━━ Dataset extract ━━

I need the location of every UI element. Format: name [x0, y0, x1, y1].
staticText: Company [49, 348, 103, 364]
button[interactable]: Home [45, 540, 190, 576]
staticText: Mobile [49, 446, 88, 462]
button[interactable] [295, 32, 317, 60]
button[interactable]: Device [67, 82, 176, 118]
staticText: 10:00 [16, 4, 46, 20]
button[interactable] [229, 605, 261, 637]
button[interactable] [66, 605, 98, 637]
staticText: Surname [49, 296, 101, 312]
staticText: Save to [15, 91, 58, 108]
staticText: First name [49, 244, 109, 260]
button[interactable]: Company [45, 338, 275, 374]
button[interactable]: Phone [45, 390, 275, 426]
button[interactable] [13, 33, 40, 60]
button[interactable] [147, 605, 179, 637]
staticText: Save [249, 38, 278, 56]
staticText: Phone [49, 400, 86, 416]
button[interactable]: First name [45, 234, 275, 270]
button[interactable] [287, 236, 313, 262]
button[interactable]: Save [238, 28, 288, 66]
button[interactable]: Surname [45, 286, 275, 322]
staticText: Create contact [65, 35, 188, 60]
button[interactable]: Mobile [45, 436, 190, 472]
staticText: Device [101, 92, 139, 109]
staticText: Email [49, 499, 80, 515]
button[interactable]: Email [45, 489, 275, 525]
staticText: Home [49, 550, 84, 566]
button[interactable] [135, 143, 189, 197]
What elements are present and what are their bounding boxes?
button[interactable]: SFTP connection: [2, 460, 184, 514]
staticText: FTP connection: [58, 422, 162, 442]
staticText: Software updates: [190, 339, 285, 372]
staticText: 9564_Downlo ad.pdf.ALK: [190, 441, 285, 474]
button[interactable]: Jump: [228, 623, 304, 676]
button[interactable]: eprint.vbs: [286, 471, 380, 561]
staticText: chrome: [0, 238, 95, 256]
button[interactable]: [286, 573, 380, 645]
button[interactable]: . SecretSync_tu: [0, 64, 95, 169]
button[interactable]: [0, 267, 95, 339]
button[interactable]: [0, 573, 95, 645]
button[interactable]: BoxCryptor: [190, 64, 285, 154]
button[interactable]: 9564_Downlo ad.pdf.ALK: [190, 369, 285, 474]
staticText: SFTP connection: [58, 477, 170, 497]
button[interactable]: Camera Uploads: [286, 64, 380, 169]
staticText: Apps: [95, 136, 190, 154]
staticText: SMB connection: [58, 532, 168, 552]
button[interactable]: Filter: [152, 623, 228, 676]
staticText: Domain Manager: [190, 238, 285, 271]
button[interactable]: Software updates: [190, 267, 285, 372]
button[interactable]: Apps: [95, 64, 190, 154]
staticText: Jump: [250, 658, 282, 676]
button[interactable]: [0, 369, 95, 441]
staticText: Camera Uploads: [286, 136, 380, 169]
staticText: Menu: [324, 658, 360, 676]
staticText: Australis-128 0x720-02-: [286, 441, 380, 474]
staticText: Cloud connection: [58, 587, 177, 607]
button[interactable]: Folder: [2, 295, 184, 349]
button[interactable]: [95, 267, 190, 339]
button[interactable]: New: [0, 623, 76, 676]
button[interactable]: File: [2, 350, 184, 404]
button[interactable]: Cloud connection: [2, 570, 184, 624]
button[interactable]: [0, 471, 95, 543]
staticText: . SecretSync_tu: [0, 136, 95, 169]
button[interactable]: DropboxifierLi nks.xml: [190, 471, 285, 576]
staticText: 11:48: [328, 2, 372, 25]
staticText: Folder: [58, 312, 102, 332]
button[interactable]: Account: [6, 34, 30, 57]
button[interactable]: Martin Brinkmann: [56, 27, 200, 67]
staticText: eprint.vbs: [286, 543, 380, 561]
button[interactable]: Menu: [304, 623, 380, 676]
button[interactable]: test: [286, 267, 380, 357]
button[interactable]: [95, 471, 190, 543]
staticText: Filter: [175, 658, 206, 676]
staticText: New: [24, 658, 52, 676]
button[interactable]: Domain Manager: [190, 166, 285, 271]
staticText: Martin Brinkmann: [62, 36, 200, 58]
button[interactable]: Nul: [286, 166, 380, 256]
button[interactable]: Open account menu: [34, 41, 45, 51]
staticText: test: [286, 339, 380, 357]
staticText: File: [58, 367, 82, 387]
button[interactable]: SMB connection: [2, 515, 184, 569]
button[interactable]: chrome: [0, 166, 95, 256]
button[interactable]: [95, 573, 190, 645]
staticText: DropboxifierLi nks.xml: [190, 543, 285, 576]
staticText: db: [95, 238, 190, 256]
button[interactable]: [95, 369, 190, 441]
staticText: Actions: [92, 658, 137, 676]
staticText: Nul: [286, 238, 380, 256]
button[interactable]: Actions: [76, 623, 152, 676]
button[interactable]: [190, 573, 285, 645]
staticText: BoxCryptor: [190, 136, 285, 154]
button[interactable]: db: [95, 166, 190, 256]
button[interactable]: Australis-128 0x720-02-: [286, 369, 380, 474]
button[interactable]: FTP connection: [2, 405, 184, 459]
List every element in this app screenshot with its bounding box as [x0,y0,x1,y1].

━━━
━━ Dataset extract ━━

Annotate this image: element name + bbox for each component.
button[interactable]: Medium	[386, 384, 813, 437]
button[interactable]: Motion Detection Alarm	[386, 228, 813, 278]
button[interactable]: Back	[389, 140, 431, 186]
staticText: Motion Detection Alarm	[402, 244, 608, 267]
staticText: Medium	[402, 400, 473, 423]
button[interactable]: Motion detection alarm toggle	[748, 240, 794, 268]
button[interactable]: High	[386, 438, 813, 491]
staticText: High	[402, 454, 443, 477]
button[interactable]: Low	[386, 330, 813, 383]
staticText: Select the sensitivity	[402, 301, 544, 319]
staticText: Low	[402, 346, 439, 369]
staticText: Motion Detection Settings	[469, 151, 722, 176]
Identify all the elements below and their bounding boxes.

━━━
━━ Dataset extract ━━

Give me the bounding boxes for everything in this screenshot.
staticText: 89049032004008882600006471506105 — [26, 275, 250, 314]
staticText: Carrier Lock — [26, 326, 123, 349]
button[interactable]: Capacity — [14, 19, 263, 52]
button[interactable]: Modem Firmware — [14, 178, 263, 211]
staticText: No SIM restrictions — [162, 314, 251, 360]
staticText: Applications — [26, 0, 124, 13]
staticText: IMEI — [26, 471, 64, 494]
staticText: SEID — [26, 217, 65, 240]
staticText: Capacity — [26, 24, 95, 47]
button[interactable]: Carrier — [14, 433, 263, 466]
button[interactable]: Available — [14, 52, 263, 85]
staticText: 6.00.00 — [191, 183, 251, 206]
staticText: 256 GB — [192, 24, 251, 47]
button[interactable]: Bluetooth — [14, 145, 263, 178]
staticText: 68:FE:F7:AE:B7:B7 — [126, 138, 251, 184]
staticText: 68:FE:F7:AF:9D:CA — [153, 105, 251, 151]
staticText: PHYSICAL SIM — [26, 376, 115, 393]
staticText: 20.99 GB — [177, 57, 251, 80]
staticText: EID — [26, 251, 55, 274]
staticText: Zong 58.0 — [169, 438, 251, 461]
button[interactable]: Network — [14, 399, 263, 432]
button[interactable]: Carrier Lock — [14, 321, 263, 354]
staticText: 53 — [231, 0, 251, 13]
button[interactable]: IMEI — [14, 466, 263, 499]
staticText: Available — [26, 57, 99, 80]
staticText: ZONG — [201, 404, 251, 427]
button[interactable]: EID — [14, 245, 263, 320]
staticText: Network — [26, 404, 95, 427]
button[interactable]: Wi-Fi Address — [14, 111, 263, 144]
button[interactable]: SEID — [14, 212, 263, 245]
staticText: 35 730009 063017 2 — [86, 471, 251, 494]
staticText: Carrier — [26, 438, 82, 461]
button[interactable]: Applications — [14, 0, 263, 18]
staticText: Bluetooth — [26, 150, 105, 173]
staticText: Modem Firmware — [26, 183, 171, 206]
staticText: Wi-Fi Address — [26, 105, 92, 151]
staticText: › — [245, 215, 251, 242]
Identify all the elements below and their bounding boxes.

━━━

> Problem requirements
Edit the part that opens with the line containing "Give me the" and closes with the line containing "button[interactable]: Capacity —" so that "Carrier Lock" becomes "Network Lock". Return only those lines, with every other character unchanged.

> Output
Give me the bounding boxes for everything in this screenshot.
staticText: 89049032004008882600006471506105 — [26, 275, 250, 314]
staticText: Network Lock — [26, 326, 123, 349]
button[interactable]: Capacity — [14, 19, 263, 52]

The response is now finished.